--- Instruction ---
Find "Extract the chart's" in the material below, then copy that line and every subsequent line to the end, exactly.

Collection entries
• • •

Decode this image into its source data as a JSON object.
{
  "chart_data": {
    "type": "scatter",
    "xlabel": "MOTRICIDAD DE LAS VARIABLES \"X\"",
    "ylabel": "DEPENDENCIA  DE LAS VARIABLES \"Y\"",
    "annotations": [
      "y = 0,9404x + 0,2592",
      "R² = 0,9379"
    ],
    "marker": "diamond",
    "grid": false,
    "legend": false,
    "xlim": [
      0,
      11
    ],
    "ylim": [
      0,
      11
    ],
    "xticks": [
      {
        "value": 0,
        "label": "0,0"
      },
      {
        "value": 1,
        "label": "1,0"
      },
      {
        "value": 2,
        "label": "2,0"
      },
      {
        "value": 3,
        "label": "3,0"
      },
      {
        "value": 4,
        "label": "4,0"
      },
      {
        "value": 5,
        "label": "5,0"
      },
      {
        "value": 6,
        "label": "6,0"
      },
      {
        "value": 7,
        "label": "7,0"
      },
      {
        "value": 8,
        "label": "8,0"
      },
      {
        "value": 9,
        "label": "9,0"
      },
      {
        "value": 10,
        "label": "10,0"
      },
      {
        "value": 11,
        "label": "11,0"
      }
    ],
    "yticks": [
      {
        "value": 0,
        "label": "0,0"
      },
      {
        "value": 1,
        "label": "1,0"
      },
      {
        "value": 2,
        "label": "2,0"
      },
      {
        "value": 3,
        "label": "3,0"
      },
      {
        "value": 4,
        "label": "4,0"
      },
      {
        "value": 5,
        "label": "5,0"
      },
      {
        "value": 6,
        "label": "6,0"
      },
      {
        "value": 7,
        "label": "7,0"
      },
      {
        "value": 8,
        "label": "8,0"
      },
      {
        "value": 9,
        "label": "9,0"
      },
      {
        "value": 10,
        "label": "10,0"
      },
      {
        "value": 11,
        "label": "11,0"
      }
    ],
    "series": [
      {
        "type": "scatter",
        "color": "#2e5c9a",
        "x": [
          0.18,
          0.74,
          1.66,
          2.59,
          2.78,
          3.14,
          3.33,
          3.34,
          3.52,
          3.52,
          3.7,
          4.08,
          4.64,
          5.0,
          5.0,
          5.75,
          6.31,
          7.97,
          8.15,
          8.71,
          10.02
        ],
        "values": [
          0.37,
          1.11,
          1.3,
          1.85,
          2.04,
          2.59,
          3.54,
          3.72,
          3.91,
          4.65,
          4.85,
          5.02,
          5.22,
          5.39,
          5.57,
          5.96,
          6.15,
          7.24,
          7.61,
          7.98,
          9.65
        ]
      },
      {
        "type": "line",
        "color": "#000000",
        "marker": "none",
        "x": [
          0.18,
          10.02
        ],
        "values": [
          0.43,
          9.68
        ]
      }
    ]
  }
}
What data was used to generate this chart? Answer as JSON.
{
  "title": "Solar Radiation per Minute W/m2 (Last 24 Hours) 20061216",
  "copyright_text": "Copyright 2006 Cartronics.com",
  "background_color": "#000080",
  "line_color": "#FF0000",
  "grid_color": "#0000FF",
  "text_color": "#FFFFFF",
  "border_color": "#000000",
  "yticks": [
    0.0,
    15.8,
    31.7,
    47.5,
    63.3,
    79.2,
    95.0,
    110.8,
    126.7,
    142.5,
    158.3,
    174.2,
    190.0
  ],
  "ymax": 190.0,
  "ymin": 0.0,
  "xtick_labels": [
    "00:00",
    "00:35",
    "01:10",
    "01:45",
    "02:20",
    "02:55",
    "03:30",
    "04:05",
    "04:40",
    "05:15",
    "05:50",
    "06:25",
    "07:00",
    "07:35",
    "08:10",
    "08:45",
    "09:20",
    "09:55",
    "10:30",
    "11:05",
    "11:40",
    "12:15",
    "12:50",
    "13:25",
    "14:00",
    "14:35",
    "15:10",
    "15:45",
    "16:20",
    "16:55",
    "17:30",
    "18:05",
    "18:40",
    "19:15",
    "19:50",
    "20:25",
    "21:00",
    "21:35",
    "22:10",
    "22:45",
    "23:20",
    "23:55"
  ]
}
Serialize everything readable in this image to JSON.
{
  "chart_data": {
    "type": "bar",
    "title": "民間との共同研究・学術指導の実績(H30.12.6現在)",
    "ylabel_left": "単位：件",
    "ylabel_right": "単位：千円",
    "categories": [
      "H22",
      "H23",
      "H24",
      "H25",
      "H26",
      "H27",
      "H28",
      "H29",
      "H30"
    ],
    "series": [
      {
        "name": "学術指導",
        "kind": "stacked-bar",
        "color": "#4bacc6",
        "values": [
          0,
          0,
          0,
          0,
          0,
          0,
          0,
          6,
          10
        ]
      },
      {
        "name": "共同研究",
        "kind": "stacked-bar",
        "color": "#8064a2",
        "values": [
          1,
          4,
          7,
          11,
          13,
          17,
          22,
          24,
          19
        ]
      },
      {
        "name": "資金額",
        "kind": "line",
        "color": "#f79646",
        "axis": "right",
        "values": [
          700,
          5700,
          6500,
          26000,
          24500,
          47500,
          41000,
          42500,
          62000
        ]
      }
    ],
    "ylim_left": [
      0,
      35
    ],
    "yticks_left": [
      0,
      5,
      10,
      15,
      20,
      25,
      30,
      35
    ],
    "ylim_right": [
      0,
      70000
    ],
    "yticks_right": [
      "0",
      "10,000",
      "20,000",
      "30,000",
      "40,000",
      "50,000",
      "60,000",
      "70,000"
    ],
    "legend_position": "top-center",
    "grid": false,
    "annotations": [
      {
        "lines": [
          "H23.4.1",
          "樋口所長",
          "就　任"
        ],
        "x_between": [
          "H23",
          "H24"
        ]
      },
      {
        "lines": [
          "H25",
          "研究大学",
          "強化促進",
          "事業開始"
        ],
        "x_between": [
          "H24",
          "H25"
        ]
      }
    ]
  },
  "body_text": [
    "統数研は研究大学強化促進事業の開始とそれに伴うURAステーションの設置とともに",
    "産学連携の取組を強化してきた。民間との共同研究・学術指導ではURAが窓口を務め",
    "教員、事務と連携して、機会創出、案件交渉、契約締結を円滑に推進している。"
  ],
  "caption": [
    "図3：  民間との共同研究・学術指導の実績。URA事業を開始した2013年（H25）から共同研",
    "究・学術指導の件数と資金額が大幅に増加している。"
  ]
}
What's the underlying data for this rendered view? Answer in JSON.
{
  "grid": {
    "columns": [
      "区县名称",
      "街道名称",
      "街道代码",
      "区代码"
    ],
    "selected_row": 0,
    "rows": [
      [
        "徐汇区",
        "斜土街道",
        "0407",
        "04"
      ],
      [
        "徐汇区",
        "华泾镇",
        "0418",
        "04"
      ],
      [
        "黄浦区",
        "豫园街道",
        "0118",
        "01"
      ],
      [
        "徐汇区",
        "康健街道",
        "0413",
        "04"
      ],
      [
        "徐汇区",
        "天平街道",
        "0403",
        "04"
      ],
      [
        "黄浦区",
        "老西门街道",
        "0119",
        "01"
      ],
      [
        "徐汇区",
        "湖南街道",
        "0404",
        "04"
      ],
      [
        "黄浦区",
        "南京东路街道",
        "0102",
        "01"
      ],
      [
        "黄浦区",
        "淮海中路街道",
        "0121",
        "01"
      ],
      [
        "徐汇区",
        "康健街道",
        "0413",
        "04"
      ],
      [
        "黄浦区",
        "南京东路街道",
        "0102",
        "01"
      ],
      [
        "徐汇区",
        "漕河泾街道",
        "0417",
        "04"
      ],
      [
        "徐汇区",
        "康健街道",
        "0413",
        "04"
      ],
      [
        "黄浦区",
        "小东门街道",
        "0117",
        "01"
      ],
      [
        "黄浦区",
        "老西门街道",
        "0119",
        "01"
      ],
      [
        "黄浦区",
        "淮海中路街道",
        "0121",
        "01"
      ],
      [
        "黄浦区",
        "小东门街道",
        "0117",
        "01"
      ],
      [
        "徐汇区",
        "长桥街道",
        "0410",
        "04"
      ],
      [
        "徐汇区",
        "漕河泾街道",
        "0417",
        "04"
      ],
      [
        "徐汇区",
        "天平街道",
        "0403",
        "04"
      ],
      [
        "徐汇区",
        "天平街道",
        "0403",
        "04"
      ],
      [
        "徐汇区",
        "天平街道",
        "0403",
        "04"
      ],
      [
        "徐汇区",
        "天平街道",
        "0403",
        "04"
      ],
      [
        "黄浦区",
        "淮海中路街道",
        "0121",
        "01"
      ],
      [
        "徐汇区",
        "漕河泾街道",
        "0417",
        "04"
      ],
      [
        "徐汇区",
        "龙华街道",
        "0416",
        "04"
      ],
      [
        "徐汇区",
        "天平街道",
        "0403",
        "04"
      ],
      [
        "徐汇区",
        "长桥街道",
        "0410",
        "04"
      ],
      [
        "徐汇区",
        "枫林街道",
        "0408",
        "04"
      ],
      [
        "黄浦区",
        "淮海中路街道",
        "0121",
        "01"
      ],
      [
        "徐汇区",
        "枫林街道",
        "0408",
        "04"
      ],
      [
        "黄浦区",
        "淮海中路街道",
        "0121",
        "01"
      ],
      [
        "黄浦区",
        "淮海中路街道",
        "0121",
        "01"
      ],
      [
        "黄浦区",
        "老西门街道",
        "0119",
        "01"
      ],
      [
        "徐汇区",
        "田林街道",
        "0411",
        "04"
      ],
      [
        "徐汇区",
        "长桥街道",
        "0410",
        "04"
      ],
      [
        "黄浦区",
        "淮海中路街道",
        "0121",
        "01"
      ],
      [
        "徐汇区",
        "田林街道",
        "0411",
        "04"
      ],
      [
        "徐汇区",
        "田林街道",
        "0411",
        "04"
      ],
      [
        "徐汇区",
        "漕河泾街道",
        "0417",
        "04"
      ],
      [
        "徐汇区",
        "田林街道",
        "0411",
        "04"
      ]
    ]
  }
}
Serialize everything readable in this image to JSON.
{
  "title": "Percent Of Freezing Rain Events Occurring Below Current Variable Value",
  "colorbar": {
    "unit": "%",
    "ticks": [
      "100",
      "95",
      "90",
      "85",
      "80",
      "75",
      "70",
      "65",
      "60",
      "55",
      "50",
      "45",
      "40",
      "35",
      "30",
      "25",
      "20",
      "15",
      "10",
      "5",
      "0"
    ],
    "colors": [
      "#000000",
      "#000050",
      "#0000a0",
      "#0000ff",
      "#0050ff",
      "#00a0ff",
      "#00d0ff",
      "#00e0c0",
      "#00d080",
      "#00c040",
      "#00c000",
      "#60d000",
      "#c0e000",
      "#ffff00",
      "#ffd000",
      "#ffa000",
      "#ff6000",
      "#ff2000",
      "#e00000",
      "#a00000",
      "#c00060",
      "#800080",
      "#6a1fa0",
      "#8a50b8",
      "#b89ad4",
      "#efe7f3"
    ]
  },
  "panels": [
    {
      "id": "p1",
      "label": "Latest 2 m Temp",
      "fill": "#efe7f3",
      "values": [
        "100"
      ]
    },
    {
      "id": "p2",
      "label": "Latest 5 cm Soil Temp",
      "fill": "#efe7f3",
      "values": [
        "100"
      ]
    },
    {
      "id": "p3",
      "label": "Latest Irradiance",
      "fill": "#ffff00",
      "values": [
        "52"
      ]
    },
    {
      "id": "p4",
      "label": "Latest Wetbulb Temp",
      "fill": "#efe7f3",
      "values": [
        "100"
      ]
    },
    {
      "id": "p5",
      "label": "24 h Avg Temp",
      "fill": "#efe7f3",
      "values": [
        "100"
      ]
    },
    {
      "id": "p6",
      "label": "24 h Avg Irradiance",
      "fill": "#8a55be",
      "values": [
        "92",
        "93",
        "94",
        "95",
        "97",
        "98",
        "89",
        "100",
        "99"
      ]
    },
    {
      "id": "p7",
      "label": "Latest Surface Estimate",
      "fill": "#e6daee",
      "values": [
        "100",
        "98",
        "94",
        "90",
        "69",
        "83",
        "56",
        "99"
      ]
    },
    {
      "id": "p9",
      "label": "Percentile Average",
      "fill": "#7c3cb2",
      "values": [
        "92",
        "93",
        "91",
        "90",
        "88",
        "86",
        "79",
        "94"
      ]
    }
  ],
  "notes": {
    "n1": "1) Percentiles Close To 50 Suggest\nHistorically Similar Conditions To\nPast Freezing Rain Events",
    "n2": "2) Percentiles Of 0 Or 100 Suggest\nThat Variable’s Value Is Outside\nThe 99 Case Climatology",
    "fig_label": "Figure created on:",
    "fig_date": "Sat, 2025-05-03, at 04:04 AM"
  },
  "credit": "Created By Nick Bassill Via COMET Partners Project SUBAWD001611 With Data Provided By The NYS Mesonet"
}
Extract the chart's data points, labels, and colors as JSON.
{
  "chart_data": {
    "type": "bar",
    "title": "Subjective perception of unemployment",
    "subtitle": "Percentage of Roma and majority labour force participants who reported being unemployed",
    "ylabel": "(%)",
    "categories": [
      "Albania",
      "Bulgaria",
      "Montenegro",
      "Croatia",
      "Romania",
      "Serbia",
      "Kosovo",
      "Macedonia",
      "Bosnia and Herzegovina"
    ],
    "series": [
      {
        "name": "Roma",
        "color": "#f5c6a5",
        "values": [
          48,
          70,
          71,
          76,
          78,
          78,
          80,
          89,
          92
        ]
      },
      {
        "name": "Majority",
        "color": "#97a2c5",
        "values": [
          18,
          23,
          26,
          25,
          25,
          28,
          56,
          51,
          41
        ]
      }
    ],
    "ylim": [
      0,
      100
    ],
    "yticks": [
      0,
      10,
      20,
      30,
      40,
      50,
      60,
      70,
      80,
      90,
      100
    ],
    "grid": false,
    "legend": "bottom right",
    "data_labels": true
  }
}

• • •

--- Answer ---
Extract the chart's data points, labels, and colors as JSON.
{
  "chart_data": {
    "type": "bar",
    "title": "Subjective perception of unemployment",
    "subtitle": "Percentage of Roma and majority labour force participants who reported being unemployed",
    "ylabel": "(%)",
    "categories": [
      "Albania",
      "Bulgaria",
      "Montenegro",
      "Croatia",
      "Romania",
      "Serbia",
      "Kosovo",
      "Macedonia",
      "Bosnia and Herzegovina"
    ],
    "series": [
      {
        "name": "Roma",
        "color": "#f5c6a5",
        "values": [
          48,
          70,
          71,
          76,
          78,
          78,
          80,
          89,
          92
        ]
      },
      {
        "name": "Majority",
        "color": "#97a2c5",
        "values": [
          18,
          23,
          26,
          25,
          25,
          28,
          56,
          51,
          41
        ]
      }
    ],
    "ylim": [
      0,
      100
    ],
    "yticks": [
      0,
      10,
      20,
      30,
      40,
      50,
      60,
      70,
      80,
      90,
      100
    ],
    "grid": false,
    "legend": "bottom right",
    "data_labels": true
  }
}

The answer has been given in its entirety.